| SELECTION |
--- Start ---

In its highest aspect war is a Divine judgment upon peoples for their sins (Ezek. 14: 2 1).  Yet even so, David, the God-fearing soldier who executed this judgment on the surrounding nations, and was supported by God in his campaigns, was disqualified from the honour of building God’s house at Jerusalem because he had shed much blood (I Chron. 22: 6-8).  Let the soldier who is a Christian ponder this.  It emphasizes the value that God sets on human life, and that, even when war is viewed ideally, it is a lower service that disqualifies for the highest service.  Suppose that the extermination of some degraded tribe or nation be a Divine judgment, required for the general moral good of mankind, yet clearly a Christian soldier who, by order of his superiors, carries out that extermination cannot build up God’s spiritual house, the church, among that people he destroys.

 

Thus does blood shed defile man and land and cries aloud for vengeance, which cry God hears.

 

This being the case when any common man is murdered, how much louder must be the cry for vengeance of the holy blood of the murdered Son of God.  What an incubus of guilt and penalty His murderers accepted when they shouted in a frenzy of rage "His blood be on us, and on our children" (Matt. 27: 25).  That penalty is not yet exhausted because, as a people, the descendants maintain the attitude to Christ of their ancestors.  The observant sojourner in Palestine can note how the above cited curse upon the soil is in force, for the nearer one gets to Jerusalem the more sun-scorched and barren is the land.

 

2. - BLOOD PROTECTS FROM VENGEANCE.

--- End ---

Data records
--- Start ---

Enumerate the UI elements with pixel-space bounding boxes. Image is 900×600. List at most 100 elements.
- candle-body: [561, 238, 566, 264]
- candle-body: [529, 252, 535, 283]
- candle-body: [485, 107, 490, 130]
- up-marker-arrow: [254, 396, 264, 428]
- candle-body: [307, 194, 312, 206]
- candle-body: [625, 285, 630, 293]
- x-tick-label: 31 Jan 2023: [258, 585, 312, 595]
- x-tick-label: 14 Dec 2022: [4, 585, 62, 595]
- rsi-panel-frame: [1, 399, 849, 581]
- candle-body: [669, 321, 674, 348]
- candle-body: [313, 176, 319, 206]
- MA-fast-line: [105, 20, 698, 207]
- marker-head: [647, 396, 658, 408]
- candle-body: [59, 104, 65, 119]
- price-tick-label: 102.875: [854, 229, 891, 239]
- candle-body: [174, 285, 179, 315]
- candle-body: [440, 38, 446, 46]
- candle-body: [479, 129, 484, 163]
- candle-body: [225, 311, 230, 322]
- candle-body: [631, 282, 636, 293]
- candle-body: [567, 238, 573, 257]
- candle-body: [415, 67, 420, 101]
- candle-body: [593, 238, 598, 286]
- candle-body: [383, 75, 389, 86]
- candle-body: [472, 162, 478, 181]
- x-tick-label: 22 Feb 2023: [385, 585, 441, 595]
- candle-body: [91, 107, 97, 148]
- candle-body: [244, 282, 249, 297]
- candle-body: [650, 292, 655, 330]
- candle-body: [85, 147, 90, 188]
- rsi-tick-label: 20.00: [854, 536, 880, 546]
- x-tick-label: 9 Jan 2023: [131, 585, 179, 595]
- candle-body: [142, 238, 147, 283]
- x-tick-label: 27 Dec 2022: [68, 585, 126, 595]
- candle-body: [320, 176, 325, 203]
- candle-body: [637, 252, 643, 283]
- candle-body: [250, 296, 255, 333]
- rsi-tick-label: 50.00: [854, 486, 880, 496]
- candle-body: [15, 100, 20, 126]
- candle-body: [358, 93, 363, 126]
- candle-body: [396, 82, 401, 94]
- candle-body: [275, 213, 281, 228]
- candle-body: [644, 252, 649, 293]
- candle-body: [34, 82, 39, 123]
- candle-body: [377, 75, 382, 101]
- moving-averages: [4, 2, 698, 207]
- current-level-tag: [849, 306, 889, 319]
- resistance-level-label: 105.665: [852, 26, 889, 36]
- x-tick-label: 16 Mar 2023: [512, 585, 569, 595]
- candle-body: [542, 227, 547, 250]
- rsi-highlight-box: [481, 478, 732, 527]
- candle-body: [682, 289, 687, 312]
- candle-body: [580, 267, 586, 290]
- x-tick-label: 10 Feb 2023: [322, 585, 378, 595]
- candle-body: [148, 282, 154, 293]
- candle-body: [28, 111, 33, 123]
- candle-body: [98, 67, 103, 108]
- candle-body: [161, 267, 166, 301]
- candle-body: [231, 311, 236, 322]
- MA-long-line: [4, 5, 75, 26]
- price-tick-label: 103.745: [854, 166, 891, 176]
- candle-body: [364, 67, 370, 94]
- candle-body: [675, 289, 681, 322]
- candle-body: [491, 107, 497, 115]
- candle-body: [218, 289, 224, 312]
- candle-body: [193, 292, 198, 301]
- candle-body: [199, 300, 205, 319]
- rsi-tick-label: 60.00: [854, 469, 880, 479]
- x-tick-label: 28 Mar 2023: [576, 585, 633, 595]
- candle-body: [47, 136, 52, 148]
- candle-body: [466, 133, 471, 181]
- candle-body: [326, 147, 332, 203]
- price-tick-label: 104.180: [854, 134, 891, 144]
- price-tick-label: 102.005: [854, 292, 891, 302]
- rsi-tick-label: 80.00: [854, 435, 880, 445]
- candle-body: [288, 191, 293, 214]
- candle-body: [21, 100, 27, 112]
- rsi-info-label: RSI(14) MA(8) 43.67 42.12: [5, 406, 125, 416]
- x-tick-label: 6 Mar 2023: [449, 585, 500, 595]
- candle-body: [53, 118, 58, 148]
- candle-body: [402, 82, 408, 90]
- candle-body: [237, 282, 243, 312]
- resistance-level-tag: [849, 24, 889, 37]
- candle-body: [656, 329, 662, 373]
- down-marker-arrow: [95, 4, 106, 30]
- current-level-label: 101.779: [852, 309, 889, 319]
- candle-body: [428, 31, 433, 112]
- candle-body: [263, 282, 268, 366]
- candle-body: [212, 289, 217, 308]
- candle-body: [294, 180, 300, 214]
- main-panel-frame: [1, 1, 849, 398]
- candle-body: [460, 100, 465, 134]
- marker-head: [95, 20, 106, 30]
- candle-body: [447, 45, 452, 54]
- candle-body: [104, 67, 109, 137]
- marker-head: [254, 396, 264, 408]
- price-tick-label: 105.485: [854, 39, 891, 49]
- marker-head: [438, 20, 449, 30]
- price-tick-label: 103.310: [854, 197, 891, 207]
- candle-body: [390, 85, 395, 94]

--- End ---

| TASK TO CARRY OUT |
Pick up the passage on bloodshed and vengeance above and continue it from its final line.

| ANSWER TO THE TASK |
Some fourteen centuries B.C. God was dealing judicially with the richest and dominant nation on earth, the Egyptians.  The visitor to the monuments of that period can see the damning records the people left of their vileness and cruelty.  These make fully credible the account of Moses in Exodus of the enslavement and bitter oppression of Israel by Pharaoh, with the order to kill all infant boys.  This is the judicial background for the severe penalties exacted from them by the Judge of all the earth.  The culminating crime of Pharaoh and his people was this: The supreme and only God, the Creator of all men, had seen fit to choose one race to be to Him among the nations what a firstborn son is to the father of a family, even the senior member of the circle under the father.  Pharaoh was enslaving that chosen race and had designed their absorption into his people, by killing the boys and marrying the girls to Egyptians.  To this tyrant Jehovah sent the message: "Israel is My son, My firstborn: and I have said unto thee, Let My son go that he may serve Me; and thou hast refused to let him go: behold, I will slay thy son, thy firstborn" (Ex. 4: 22, 23).

 

The haughty monarch of the ruling nation on earth was not prepared to see his supremacy pass to this hated race of slaves and he doggedly rejected the demand.  After much patience, and when it had become evident that the king and his people would not yield, the execution of the Divine decree was ordered, which Moses announced in these words:

 

"Thus saith Jehovah, About midnight will I go out into the midst of Egypt: and all the firstborn in the land of Egypt shall die, from the firstborn of Pharaoh that sitteth upon his throne, even unto the firstborn of the maidservant that is behind the mill; and all the firstborn of cattle." (Ex. 11: 4, 5).

 

1. God acts personally.  It is to be noted that: A judgment so extensive and terrific was superintended by God personally: "I will go out into the midst of Egypt."  This had been the case at four earlier crises recorded: (a) God had Himself dealt with Cain: (b) "Jehovah sat as King at the Flood" (Ps. 29: 10): (c) when at Babel the whole race was set on its own exaltation, "Jehovah came down to see the city and tower which the children of men builded" (Gen. 11: 5), before He confounded their speech and scattered them: and (d) when two great cities were to be destroyed by fire from heaven Jehovah said: "I will go down and see whether they have done altogether according to the cry of it [angelic report concerning it, with application for judgment], which is come unto Me; and if not, I will know" (Gen. 18: 2 1).

 

Lesser situations on earth might be left to angel or human rulers in the execution of powers entrusted to them by God as the universal Sovereign, but on such solemn and fearful occasions He personally superintended for the securing of strict and impartial justice.  See further Josh. 5: 13 - 6: 2; Ezek. 8. ; 9., esp. 3, 4; Rev. 5; 6: 1; 19: 11-16; 20: 11: etc.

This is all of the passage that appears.